[Given request] Search the data below for the string "replied". Extract every line that contains it.

[Given data]
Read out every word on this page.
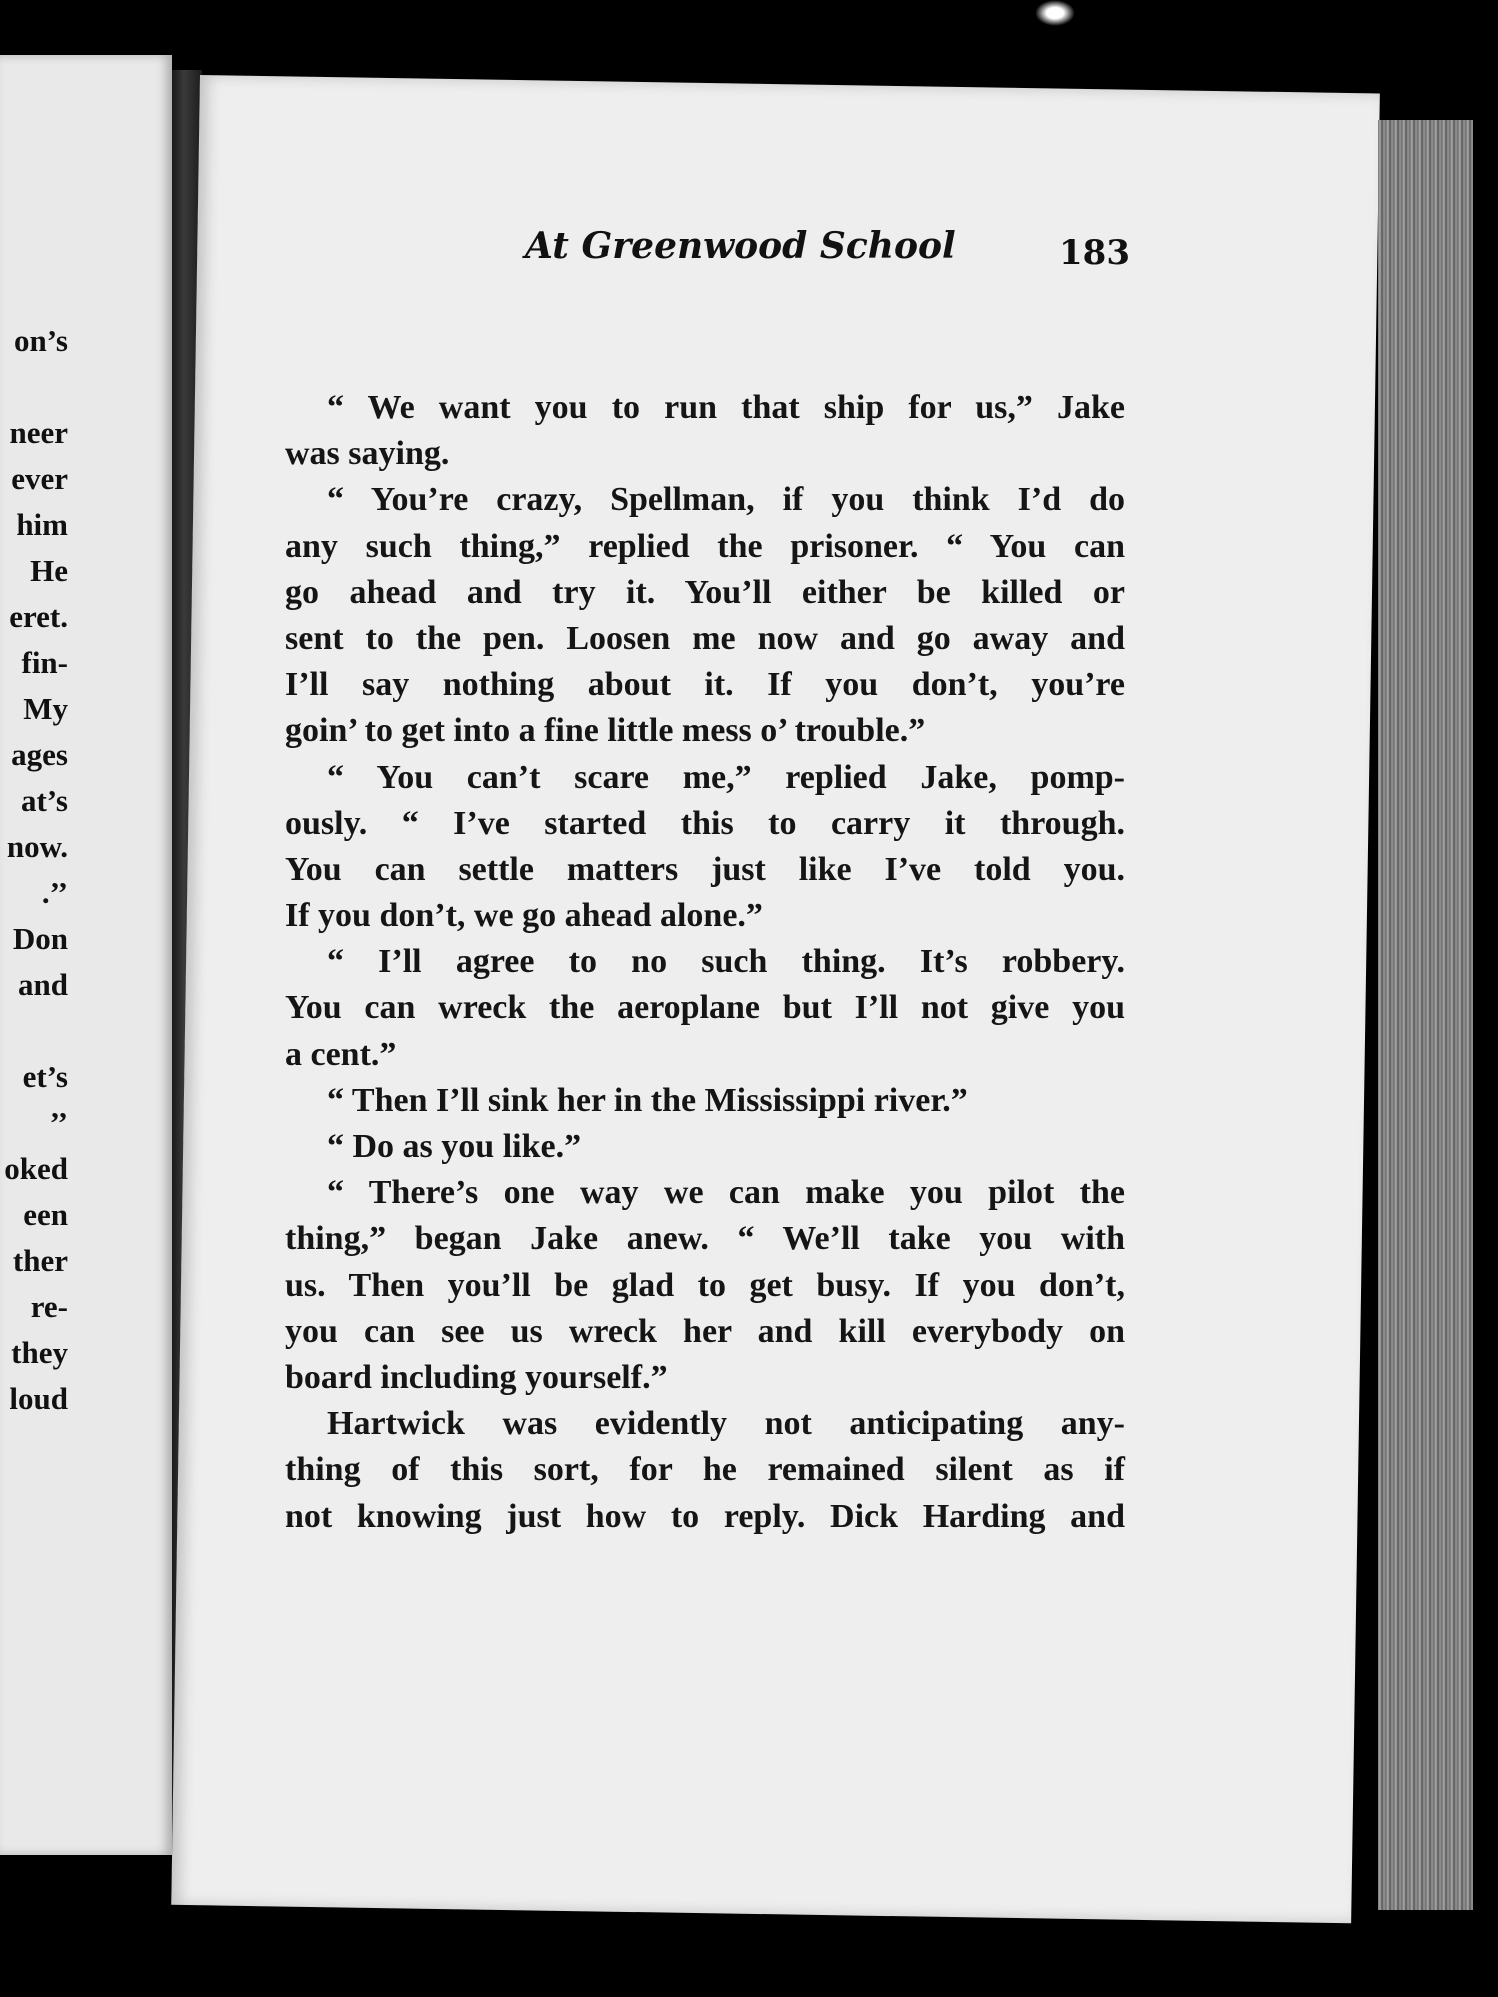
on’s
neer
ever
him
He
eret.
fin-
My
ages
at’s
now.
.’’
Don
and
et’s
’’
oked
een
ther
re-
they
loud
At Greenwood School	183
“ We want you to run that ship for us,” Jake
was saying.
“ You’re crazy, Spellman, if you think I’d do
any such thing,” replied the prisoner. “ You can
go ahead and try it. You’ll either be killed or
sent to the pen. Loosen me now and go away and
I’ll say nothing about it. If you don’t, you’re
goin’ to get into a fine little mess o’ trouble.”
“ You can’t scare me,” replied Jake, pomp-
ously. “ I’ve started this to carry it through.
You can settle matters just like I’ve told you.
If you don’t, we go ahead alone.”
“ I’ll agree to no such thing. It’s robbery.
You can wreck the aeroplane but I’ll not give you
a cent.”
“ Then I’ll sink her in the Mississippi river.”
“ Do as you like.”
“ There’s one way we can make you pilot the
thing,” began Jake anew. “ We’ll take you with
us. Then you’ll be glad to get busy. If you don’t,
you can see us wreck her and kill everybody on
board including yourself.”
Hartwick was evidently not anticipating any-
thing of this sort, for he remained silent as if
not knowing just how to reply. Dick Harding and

[Answer to this exercise]
any such thing,” replied the prisoner. “ You can
“ You can’t scare me,” replied Jake, pomp-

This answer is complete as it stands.